In the entries below, count every line containing "placement". Reply with the number alone.

RECORDS FOR THE TASK

.....

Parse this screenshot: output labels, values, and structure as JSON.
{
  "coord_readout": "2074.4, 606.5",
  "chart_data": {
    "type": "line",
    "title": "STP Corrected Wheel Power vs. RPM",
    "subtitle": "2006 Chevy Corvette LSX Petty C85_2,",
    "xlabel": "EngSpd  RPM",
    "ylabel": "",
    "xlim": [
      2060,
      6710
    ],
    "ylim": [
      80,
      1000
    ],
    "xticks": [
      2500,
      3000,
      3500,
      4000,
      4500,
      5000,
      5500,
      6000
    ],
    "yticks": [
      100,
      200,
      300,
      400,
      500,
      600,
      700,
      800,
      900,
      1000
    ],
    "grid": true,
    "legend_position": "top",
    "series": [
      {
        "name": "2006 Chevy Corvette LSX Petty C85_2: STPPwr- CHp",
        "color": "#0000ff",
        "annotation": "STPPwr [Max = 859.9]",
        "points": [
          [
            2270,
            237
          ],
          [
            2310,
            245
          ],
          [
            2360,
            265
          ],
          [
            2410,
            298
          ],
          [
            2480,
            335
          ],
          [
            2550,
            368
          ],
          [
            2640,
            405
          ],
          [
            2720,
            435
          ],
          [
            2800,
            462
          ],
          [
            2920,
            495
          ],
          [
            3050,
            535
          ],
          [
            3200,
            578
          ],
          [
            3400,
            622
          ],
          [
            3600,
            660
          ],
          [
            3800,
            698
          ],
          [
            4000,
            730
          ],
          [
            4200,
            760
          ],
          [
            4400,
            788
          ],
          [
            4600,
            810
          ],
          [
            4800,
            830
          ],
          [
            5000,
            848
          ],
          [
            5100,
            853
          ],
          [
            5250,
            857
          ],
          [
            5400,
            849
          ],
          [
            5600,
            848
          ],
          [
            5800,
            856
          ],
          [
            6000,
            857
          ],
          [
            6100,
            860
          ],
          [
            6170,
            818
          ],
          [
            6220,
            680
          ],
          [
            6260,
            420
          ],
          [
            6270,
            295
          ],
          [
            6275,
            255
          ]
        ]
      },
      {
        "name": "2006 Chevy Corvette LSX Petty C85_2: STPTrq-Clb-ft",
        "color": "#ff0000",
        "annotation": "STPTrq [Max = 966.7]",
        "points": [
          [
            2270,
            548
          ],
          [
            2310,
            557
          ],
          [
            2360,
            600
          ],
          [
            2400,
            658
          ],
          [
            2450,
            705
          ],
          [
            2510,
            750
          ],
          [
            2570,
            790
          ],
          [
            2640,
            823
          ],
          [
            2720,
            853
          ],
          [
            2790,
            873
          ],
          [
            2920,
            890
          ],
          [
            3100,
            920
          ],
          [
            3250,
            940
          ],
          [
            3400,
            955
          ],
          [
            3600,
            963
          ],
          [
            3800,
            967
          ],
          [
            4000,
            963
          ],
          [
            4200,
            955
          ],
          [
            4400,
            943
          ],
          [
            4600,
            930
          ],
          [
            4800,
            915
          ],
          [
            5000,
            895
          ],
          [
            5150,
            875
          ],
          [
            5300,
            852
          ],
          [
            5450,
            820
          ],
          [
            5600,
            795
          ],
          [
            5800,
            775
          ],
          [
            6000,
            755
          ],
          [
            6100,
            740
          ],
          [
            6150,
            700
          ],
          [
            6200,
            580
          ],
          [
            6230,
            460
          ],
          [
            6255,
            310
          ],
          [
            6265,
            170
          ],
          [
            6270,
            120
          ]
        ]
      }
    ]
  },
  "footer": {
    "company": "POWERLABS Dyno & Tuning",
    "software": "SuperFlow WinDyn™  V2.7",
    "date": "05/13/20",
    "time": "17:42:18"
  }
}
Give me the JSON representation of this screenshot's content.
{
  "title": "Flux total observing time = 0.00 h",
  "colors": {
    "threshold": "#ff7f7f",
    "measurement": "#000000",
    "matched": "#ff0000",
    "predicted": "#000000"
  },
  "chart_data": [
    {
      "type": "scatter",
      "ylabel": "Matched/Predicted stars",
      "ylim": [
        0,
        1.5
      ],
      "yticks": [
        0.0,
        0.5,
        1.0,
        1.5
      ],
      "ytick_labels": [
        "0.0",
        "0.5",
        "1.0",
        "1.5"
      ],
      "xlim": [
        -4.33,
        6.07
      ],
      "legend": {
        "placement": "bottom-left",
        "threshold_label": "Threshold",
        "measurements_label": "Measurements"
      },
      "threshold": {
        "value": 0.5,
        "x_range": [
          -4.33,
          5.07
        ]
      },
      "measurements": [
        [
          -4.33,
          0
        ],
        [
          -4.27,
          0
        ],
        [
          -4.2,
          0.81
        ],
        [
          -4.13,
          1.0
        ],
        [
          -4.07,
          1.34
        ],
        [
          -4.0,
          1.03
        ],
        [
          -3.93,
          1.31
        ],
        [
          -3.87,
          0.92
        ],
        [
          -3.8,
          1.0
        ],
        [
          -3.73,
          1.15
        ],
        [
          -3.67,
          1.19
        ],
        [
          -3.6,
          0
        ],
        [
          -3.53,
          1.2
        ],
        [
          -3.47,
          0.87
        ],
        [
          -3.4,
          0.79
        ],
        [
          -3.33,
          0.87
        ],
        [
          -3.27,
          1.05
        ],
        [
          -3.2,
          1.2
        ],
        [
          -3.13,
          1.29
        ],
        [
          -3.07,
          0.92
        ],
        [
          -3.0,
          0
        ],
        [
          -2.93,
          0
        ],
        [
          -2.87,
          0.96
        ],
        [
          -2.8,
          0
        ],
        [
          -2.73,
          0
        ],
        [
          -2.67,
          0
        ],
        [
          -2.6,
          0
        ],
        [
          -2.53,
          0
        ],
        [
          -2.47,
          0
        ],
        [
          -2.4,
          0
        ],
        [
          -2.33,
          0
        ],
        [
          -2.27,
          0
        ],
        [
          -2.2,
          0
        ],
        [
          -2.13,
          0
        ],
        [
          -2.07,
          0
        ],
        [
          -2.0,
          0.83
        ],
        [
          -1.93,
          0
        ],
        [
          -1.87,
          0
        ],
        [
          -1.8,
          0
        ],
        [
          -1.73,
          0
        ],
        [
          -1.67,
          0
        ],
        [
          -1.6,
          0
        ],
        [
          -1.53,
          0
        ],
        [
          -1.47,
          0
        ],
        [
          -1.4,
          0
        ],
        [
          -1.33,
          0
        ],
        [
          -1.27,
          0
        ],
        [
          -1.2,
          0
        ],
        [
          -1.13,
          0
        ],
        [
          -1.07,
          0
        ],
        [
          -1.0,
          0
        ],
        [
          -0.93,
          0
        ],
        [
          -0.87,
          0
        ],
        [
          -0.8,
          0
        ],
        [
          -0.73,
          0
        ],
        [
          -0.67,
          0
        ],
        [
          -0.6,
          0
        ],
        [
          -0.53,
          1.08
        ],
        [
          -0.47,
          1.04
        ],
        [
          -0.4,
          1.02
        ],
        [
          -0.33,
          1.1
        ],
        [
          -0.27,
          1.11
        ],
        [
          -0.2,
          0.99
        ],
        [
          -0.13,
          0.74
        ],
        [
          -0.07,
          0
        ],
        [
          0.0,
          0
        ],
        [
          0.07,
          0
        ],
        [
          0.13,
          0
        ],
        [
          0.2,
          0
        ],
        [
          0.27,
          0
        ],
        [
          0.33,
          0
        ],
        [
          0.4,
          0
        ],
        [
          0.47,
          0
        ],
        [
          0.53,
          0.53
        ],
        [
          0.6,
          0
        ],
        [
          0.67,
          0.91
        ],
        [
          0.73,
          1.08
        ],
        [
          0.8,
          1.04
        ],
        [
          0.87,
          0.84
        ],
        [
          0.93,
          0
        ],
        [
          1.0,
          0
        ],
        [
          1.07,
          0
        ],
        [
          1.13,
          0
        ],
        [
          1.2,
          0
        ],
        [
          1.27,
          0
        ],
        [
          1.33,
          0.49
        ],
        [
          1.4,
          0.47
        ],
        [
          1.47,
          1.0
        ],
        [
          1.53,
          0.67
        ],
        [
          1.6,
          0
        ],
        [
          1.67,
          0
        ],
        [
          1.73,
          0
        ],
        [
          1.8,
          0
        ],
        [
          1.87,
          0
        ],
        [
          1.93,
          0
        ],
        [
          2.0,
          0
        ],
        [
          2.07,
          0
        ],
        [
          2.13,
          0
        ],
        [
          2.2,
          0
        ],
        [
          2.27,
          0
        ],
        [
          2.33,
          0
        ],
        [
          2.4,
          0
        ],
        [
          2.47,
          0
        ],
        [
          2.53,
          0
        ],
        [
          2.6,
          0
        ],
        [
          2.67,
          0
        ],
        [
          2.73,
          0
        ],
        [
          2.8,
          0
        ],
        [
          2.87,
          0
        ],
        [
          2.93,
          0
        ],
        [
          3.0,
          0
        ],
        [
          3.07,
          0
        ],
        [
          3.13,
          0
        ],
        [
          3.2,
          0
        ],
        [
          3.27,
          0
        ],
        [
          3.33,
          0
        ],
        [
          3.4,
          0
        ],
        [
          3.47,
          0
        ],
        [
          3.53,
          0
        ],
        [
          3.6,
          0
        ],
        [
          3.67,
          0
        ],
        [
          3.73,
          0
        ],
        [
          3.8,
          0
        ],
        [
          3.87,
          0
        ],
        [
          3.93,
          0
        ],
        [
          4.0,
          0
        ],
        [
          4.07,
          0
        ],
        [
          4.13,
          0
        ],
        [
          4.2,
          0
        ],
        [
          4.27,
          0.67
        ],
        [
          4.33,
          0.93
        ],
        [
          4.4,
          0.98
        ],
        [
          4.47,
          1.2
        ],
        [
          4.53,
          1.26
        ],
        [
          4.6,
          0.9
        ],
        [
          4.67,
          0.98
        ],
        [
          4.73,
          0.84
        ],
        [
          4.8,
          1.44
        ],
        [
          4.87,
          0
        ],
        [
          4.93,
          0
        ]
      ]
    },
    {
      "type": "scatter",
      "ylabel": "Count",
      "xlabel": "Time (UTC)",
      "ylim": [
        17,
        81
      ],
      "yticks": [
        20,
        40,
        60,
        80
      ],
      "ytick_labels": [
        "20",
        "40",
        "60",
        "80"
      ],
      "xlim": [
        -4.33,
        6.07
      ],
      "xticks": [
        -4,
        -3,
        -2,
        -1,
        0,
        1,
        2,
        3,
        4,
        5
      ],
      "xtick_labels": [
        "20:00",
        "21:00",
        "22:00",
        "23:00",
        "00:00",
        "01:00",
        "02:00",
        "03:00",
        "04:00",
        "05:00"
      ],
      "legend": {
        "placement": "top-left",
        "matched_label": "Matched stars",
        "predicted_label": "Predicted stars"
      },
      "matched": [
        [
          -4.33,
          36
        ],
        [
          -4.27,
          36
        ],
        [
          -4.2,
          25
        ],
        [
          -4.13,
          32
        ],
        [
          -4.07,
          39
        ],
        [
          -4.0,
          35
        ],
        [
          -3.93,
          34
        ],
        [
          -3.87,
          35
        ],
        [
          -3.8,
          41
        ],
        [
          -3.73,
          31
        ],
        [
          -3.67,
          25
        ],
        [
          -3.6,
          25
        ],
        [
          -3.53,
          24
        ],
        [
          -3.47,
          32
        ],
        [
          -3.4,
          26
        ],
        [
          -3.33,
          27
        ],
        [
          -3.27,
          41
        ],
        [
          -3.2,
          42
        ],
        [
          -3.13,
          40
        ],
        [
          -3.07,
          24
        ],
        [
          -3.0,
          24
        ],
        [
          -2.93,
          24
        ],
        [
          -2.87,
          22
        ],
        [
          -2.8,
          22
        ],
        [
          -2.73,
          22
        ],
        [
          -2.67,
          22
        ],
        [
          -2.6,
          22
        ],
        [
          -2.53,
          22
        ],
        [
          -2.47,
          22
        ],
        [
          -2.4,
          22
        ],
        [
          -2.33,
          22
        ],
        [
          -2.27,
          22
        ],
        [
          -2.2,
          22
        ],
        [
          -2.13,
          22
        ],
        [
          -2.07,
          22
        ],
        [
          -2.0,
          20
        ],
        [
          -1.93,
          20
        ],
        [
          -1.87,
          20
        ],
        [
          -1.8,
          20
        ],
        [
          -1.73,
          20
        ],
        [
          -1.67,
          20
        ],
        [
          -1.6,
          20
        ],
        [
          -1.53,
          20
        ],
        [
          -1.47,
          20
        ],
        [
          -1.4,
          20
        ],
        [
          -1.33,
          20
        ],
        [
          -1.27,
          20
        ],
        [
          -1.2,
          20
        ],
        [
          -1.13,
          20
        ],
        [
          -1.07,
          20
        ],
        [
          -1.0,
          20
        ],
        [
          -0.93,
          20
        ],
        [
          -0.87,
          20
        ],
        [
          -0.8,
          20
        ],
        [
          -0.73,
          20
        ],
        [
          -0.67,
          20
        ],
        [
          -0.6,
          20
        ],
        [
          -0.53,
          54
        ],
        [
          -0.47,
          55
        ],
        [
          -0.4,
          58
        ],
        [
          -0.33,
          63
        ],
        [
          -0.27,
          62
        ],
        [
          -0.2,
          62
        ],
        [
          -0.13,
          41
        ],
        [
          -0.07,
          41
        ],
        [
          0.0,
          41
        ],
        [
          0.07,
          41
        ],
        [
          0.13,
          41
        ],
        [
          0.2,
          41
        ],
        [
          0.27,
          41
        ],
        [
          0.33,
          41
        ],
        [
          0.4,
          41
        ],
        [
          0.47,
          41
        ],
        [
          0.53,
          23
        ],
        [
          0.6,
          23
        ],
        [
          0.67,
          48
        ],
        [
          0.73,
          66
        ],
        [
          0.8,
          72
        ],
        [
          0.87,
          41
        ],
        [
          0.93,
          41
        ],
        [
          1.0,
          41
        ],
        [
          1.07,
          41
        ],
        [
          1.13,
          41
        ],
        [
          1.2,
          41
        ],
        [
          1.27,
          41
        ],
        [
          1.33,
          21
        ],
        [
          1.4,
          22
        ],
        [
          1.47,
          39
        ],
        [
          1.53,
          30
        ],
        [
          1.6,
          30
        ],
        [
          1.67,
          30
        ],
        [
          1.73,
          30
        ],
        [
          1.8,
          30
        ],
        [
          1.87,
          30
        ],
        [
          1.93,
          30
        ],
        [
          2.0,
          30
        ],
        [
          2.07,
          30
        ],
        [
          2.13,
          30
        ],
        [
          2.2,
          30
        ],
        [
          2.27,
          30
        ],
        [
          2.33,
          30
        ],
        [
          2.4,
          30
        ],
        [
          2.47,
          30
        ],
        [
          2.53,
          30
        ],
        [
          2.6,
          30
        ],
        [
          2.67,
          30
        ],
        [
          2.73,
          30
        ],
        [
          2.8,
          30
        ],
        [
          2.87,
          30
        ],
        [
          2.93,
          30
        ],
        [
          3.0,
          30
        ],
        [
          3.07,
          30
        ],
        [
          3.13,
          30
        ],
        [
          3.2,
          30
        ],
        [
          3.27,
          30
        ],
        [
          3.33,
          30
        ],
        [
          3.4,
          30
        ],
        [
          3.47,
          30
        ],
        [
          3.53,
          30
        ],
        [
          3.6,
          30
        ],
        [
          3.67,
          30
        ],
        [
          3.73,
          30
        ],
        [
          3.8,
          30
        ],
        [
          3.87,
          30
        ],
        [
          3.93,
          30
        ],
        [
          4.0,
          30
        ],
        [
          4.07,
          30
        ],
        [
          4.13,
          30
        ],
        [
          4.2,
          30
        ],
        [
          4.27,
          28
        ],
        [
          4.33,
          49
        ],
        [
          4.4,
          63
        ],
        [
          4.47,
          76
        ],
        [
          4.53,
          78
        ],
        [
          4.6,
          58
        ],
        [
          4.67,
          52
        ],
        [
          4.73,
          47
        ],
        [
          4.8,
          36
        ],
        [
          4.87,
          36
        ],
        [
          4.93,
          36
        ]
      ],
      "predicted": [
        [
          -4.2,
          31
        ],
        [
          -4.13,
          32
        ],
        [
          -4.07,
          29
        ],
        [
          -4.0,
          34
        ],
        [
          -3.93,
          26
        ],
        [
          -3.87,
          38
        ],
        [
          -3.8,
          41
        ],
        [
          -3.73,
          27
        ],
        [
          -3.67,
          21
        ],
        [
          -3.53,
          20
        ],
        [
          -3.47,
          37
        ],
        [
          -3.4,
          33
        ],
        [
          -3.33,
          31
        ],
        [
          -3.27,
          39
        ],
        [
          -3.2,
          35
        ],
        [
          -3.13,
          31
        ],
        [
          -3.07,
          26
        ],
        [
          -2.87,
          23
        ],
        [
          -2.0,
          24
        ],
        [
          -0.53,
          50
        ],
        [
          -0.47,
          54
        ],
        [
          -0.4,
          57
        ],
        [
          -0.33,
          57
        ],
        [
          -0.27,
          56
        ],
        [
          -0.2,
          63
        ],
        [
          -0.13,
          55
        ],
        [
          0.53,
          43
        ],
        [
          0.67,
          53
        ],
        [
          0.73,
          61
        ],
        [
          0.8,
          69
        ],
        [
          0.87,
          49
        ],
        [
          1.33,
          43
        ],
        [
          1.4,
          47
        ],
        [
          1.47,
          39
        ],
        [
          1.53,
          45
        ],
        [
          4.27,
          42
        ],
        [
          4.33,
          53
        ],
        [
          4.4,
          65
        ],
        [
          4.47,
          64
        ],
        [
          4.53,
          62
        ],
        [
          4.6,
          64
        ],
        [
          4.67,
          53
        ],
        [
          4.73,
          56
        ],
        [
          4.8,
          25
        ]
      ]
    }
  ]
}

.....

TASK RESULT
2